▸ Required work:
Go through the records and copy each line where the word "this" occurs.

----

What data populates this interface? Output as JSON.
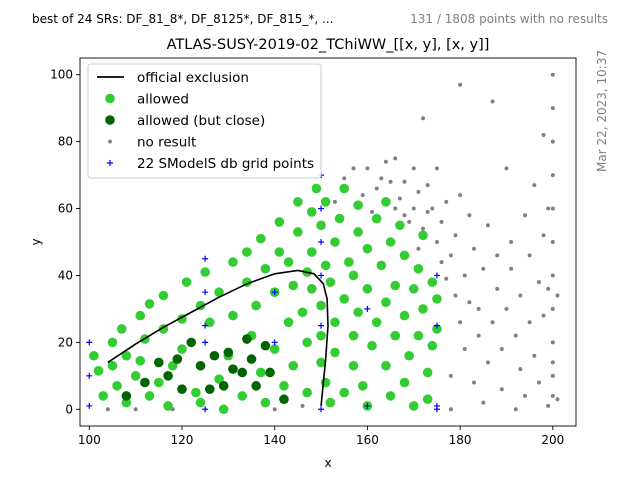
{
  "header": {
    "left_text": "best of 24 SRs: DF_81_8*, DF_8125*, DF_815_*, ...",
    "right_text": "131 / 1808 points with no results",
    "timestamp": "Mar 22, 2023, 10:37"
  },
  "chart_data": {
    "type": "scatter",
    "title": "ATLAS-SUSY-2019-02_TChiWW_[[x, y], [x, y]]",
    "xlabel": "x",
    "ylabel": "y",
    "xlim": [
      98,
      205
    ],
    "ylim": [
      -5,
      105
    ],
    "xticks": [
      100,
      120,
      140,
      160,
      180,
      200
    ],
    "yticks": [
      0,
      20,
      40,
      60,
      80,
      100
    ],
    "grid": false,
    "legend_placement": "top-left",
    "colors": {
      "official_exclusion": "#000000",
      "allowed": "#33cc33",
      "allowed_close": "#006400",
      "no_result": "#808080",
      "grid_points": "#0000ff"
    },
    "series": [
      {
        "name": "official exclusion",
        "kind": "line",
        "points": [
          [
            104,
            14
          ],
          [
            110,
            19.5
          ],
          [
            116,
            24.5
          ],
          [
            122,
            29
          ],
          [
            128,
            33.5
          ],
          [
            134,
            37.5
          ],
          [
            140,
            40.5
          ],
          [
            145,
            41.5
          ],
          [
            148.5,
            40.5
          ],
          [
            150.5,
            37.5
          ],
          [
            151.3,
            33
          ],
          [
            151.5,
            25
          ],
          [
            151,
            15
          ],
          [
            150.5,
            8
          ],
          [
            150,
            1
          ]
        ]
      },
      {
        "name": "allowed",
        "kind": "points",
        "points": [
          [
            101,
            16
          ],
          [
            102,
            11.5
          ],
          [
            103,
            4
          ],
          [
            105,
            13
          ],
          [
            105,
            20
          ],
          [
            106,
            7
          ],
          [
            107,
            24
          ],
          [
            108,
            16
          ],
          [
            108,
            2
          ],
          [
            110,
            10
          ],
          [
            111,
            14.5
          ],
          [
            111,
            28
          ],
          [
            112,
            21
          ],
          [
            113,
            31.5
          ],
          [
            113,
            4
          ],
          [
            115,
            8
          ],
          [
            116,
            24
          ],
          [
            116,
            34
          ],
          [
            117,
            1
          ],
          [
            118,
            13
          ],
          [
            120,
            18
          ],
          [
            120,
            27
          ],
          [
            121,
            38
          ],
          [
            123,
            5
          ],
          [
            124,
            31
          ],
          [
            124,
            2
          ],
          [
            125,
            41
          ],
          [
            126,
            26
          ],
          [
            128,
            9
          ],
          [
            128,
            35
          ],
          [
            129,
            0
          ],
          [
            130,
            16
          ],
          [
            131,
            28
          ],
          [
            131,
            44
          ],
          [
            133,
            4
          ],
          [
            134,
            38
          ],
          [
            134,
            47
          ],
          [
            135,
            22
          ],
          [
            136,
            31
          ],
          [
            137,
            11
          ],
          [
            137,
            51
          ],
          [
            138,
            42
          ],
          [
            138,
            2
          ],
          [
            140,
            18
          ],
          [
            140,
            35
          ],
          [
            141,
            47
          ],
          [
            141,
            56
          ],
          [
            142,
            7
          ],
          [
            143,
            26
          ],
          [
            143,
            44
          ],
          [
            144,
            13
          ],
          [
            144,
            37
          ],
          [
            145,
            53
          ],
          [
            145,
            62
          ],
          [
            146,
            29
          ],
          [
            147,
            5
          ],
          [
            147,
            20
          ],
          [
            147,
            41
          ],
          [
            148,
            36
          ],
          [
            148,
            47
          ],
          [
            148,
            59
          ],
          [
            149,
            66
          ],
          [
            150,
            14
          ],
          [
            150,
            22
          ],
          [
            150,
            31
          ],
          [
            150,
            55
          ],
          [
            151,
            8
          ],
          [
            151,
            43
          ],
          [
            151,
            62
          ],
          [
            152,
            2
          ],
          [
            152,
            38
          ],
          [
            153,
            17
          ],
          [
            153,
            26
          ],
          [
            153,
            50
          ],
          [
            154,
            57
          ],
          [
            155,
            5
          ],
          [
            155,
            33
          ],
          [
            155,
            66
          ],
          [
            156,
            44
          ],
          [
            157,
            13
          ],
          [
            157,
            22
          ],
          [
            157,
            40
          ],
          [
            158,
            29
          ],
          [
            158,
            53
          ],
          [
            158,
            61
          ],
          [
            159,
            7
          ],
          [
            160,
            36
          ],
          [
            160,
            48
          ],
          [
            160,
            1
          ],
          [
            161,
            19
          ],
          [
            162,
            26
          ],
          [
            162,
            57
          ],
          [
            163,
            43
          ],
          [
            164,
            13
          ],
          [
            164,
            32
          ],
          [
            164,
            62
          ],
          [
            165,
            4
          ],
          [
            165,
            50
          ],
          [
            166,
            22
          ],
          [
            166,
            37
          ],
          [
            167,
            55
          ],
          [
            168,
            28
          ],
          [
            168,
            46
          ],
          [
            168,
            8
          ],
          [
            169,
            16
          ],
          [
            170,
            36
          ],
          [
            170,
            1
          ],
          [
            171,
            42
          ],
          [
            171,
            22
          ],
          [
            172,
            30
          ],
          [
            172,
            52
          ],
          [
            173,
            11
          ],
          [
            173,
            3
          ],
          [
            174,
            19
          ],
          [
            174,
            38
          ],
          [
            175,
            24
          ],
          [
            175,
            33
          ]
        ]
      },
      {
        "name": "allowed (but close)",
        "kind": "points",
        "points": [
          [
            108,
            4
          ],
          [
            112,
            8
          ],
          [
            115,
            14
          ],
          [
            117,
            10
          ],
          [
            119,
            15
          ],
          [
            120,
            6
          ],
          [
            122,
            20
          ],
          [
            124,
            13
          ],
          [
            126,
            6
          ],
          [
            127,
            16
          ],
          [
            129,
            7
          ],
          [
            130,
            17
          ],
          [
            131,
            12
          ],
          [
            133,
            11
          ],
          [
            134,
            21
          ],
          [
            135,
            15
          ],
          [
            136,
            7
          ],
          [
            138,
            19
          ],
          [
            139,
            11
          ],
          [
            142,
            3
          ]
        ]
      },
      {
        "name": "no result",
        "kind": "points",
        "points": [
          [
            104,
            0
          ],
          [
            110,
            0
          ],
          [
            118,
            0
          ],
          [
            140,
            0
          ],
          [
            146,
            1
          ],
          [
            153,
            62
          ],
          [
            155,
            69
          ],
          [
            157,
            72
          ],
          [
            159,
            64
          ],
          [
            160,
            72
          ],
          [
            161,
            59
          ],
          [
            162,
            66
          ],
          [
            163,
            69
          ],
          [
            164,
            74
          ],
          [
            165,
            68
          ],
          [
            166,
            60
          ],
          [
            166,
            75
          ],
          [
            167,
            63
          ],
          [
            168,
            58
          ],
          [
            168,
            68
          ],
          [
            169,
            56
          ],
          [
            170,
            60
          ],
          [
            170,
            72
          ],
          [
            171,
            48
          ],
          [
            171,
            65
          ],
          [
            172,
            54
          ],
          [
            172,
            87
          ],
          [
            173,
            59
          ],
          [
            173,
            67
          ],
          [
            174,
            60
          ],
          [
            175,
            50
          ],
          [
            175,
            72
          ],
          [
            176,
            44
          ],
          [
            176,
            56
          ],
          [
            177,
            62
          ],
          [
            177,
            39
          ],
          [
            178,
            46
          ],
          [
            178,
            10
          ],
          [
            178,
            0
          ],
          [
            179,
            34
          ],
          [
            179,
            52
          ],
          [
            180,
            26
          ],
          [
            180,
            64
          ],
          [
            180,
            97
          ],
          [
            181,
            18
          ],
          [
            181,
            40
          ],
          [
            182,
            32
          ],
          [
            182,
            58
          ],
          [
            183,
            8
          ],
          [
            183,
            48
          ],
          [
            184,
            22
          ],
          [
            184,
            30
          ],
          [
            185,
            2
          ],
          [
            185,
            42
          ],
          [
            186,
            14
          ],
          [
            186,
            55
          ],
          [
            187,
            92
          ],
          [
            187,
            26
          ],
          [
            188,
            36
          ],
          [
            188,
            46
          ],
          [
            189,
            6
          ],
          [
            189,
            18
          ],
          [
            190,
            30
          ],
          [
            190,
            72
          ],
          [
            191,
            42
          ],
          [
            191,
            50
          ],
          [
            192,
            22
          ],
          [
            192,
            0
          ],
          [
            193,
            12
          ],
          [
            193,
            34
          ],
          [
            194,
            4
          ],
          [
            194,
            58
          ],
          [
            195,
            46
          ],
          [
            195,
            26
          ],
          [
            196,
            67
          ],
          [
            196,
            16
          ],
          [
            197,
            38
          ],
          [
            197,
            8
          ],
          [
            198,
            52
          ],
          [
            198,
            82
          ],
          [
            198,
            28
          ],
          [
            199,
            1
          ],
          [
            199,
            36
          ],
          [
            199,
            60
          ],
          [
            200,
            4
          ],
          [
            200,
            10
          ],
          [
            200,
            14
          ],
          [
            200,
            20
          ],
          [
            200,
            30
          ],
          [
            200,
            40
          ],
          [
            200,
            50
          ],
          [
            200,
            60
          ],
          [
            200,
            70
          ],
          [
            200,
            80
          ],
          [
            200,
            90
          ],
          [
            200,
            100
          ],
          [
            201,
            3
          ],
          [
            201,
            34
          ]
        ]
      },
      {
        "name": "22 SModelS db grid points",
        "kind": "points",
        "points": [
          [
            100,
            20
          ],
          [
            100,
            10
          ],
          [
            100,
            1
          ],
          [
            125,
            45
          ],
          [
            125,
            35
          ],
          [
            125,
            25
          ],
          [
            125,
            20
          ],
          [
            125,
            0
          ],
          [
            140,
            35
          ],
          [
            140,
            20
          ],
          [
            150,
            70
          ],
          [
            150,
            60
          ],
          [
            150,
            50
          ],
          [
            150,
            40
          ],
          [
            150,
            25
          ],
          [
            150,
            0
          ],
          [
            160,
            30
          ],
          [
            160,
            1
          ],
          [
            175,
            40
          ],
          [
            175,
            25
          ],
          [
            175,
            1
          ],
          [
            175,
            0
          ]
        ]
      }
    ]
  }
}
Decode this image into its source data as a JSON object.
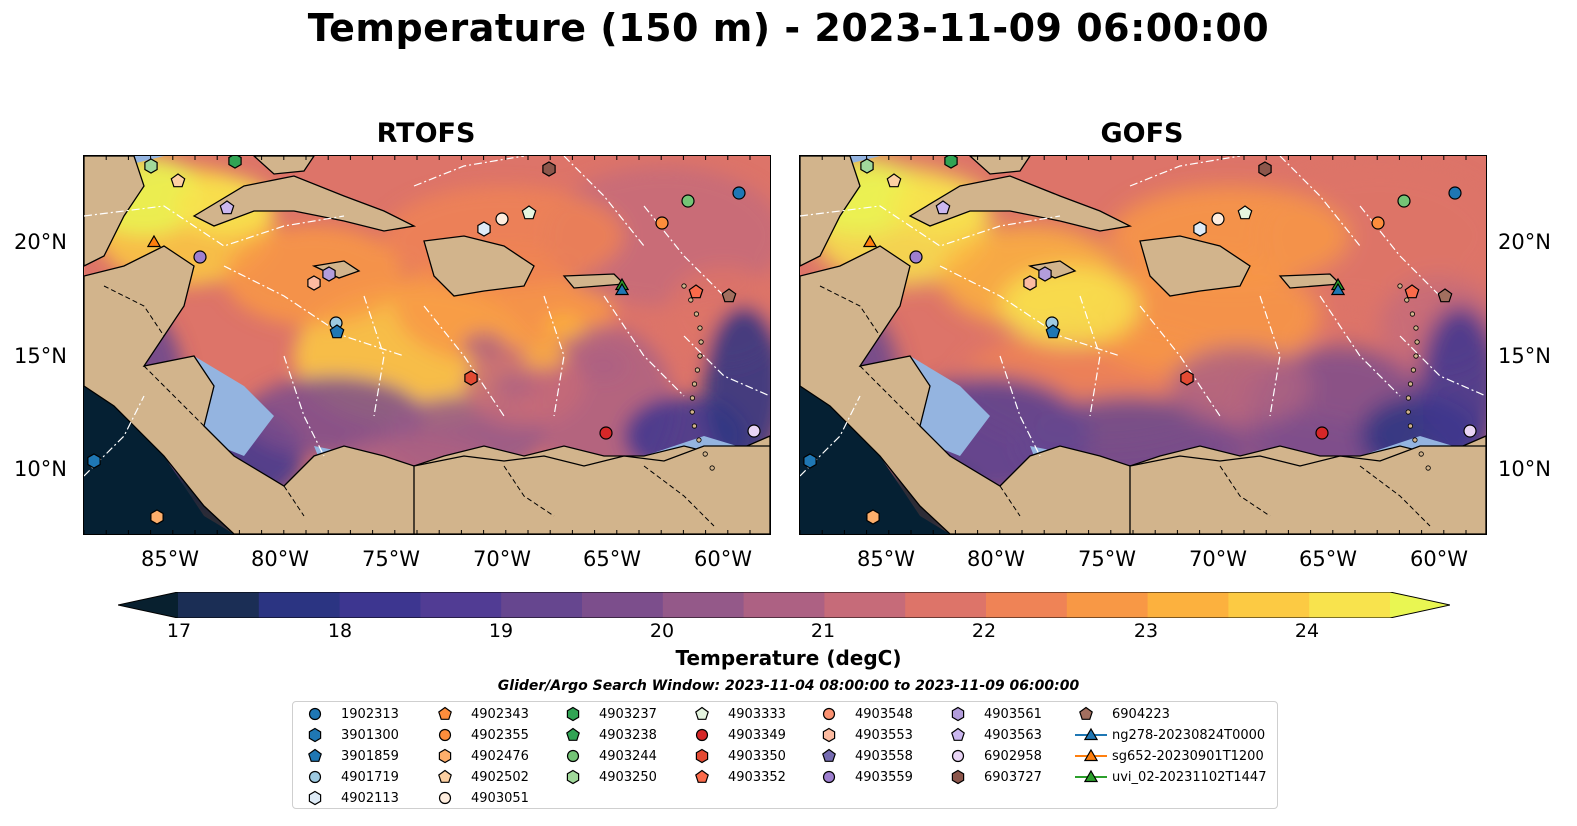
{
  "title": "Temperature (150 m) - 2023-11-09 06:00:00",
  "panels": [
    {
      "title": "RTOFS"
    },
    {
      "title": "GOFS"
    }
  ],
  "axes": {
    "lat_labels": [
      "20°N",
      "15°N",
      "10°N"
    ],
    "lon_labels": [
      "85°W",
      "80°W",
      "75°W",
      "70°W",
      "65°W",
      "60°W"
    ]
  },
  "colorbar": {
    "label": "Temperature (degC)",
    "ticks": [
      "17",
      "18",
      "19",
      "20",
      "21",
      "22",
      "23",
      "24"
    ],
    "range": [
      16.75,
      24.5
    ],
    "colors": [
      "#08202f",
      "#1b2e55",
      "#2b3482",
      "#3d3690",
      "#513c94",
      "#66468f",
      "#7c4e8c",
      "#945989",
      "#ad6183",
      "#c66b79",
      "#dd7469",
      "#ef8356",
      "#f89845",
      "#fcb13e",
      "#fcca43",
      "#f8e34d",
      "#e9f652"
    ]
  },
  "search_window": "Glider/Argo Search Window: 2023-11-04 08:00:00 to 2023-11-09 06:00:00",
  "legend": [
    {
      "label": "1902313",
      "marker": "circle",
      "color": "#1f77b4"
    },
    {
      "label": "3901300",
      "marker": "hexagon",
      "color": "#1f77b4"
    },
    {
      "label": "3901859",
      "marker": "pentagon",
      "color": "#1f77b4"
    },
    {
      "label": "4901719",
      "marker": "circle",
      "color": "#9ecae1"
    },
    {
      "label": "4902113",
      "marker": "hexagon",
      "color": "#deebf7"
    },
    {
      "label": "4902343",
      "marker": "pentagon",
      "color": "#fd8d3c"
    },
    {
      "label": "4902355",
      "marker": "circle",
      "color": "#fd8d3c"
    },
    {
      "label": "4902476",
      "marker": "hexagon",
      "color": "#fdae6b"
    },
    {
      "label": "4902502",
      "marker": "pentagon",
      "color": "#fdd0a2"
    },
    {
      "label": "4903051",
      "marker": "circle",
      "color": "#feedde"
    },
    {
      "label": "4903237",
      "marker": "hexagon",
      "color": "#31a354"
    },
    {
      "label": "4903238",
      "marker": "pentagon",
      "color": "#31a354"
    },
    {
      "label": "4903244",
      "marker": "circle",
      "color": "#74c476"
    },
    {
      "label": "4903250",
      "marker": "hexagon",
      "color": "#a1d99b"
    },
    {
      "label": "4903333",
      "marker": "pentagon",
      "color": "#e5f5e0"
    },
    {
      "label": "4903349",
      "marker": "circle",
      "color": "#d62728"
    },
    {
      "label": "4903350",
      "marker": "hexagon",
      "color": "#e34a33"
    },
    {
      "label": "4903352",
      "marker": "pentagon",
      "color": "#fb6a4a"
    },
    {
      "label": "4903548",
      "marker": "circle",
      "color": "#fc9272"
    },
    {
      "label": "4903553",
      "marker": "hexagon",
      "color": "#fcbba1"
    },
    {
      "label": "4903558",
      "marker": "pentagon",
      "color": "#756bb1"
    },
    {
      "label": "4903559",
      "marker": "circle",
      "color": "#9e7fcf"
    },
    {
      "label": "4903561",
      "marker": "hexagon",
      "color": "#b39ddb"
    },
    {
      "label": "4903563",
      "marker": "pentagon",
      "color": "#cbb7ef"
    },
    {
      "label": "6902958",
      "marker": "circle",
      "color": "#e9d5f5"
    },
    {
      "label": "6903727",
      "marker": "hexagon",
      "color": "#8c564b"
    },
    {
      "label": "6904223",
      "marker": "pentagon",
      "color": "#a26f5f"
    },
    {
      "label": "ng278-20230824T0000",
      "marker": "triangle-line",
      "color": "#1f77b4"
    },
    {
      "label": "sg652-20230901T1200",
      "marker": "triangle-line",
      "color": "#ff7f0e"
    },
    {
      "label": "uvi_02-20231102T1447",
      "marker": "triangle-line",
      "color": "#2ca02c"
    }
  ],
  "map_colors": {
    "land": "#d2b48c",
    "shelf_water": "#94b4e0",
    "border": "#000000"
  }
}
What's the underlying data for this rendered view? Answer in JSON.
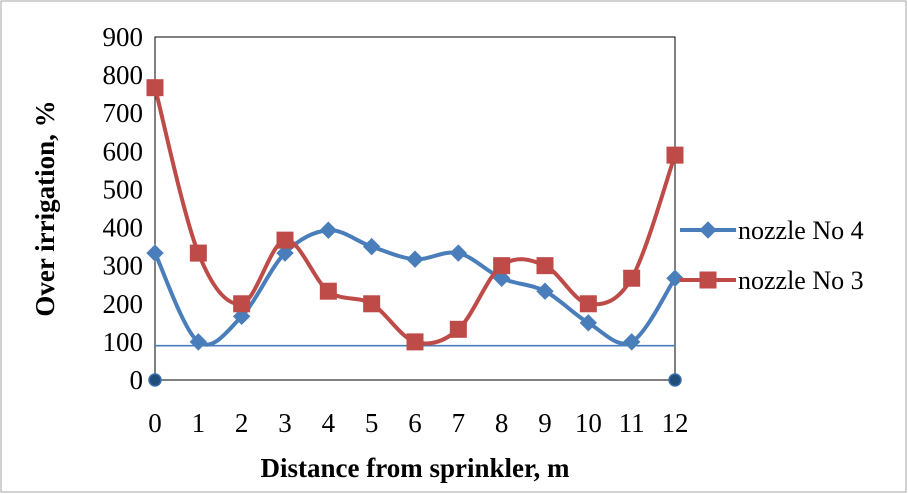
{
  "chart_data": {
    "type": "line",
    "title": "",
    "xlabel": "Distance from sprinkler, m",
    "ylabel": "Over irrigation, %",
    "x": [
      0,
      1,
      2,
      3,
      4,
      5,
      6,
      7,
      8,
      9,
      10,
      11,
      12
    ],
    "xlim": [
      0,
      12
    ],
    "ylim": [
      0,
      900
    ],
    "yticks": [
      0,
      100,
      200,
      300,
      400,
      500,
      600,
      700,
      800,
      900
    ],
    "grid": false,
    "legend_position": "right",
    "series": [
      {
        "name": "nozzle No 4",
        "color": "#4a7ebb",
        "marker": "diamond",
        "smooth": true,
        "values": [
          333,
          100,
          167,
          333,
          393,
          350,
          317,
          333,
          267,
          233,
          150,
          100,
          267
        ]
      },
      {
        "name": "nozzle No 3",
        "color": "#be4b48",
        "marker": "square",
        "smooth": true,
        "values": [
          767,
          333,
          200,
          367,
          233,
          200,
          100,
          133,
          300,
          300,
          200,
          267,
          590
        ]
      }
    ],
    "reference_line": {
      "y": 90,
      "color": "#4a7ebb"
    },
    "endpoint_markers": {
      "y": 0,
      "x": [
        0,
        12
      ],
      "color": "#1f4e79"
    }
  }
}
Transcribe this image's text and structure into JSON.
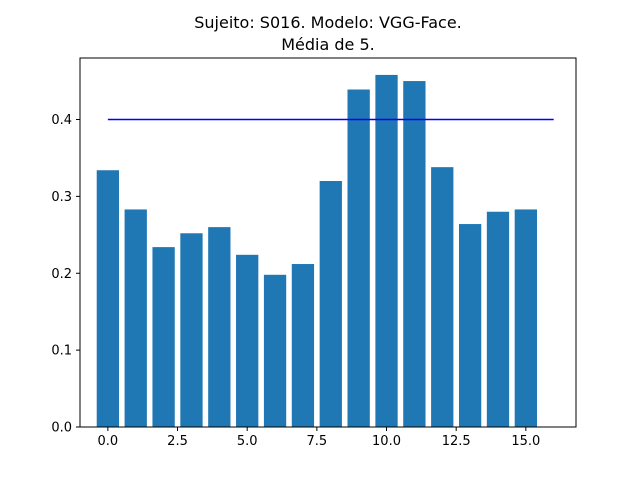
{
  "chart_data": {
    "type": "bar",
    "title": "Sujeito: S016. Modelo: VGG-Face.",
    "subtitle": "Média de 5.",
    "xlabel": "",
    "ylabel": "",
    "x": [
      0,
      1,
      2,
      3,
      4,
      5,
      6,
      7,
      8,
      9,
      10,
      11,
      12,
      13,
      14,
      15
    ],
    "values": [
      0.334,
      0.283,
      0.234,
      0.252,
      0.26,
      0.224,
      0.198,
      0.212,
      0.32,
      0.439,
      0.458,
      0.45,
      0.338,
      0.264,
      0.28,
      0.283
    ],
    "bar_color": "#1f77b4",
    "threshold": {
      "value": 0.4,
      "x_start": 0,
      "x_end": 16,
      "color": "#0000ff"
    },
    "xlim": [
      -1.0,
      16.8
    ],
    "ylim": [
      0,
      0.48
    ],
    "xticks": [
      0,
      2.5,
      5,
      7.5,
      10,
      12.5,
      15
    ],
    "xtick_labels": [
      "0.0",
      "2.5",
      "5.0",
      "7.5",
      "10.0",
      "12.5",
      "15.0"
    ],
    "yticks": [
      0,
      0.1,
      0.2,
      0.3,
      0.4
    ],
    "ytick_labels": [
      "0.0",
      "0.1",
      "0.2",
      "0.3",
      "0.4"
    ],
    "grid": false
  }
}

----

▸ Correct response:
What data populates this interface? Output as JSON.
Decode this image into its source data as a JSON object.
What's the underlying data for this rendered view? Answer in JSON.
Transcribe this image's text and structure into JSON.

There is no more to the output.